EXERCISE DIRECTIONS → Copy everything from the start of the entries down to the line containing "chart-marker bbox=[693, 1026, 709, 1042]", substituting "data-line" for each "series-line" and changing nothing else.

PROVIDED MATERIAL →
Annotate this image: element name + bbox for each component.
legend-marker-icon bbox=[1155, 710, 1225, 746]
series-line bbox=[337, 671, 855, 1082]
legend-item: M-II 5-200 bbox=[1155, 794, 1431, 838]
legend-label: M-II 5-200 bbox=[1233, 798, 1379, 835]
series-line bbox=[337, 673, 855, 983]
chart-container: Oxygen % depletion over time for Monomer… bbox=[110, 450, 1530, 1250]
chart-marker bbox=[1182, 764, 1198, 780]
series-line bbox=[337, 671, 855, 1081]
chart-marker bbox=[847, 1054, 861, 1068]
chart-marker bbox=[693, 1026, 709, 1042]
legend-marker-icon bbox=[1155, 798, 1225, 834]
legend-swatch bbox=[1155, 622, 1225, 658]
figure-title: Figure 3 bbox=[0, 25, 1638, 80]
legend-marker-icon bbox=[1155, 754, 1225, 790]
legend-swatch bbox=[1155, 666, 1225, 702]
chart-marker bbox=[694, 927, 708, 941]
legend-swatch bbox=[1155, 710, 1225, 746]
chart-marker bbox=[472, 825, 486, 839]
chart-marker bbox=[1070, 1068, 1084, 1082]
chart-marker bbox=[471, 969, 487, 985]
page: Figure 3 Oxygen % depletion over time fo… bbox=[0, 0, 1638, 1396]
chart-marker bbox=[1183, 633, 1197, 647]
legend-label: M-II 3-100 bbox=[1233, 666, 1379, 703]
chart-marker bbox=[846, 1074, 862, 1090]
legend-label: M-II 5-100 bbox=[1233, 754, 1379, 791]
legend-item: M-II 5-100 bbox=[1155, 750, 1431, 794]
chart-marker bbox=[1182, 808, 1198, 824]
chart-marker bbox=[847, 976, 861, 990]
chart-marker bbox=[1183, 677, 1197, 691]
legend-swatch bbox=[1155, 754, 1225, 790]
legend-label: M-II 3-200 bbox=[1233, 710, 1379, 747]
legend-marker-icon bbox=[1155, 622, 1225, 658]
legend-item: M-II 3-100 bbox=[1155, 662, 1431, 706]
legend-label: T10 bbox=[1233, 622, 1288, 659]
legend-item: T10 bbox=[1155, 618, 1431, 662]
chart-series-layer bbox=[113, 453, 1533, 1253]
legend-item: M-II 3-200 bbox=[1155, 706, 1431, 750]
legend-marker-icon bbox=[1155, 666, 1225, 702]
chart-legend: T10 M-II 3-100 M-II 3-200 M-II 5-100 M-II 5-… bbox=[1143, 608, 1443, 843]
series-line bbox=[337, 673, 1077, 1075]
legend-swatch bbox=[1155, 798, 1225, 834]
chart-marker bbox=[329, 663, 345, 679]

WRITTEN RESPONSE →
Annotate this image: element name + bbox for each component.
legend-marker-icon bbox=[1155, 710, 1225, 746]
data-line bbox=[337, 671, 855, 1082]
legend-item: M-II 5-200 bbox=[1155, 794, 1431, 838]
legend-label: M-II 5-200 bbox=[1233, 798, 1379, 835]
data-line bbox=[337, 673, 855, 983]
chart-container: Oxygen % depletion over time for Monomer… bbox=[110, 450, 1530, 1250]
chart-marker bbox=[1182, 764, 1198, 780]
data-line bbox=[337, 671, 855, 1081]
chart-marker bbox=[847, 1054, 861, 1068]
chart-marker bbox=[693, 1026, 709, 1042]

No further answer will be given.